§ **Set problem**: Every record must be repeated exactly, with no omission.

§ **Records for the task**:
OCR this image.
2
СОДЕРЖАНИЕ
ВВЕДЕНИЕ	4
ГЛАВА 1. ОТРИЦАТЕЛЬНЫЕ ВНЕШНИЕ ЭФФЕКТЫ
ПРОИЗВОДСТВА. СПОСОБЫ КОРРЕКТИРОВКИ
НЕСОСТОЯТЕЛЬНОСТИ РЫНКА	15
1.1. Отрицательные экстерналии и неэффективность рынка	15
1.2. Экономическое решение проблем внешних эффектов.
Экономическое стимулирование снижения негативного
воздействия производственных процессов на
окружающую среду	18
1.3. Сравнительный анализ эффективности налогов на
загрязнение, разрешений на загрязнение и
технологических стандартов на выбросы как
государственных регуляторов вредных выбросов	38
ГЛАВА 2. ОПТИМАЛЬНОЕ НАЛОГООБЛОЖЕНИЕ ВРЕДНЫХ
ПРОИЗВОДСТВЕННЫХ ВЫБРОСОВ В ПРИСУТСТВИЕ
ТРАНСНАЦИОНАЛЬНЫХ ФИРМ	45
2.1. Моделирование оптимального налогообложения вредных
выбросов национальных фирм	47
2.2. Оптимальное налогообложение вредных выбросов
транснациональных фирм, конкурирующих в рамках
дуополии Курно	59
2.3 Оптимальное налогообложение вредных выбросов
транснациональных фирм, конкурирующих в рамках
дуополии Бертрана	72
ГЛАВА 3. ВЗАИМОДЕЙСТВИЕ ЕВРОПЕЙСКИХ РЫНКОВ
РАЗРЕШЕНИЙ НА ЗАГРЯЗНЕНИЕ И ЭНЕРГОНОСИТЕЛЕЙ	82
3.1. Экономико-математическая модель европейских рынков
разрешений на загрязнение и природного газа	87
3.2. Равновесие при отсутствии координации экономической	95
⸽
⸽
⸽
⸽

§ **Complete response**:
OCR this image.
2
СОДЕРЖАНИЕ
ВВЕДЕНИЕ	4
ГЛАВА 1. ОТРИЦАТЕЛЬНЫЕ ВНЕШНИЕ ЭФФЕКТЫ
ПРОИЗВОДСТВА. СПОСОБЫ КОРРЕКТИРОВКИ
НЕСОСТОЯТЕЛЬНОСТИ РЫНКА	15
1.1. Отрицательные экстерналии и неэффективность рынка	15
1.2. Экономическое решение проблем внешних эффектов.
Экономическое стимулирование снижения негативного
воздействия производственных процессов на
окружающую среду	18
1.3. Сравнительный анализ эффективности налогов на
загрязнение, разрешений на загрязнение и
технологических стандартов на выбросы как
государственных регуляторов вредных выбросов	38
ГЛАВА 2. ОПТИМАЛЬНОЕ НАЛОГООБЛОЖЕНИЕ ВРЕДНЫХ
ПРОИЗВОДСТВЕННЫХ ВЫБРОСОВ В ПРИСУТСТВИЕ
ТРАНСНАЦИОНАЛЬНЫХ ФИРМ	45
2.1. Моделирование оптимального налогообложения вредных
выбросов национальных фирм	47
2.2. Оптимальное налогообложение вредных выбросов
транснациональных фирм, конкурирующих в рамках
дуополии Курно	59
2.3 Оптимальное налогообложение вредных выбросов
транснациональных фирм, конкурирующих в рамках
дуополии Бертрана	72
ГЛАВА 3. ВЗАИМОДЕЙСТВИЕ ЕВРОПЕЙСКИХ РЫНКОВ
РАЗРЕШЕНИЙ НА ЗАГРЯЗНЕНИЕ И ЭНЕРГОНОСИТЕЛЕЙ	82
3.1. Экономико-математическая модель европейских рынков
разрешений на загрязнение и природного газа	87
3.2. Равновесие при отсутствии координации экономической	95
⸽
⸽
⸽
⸽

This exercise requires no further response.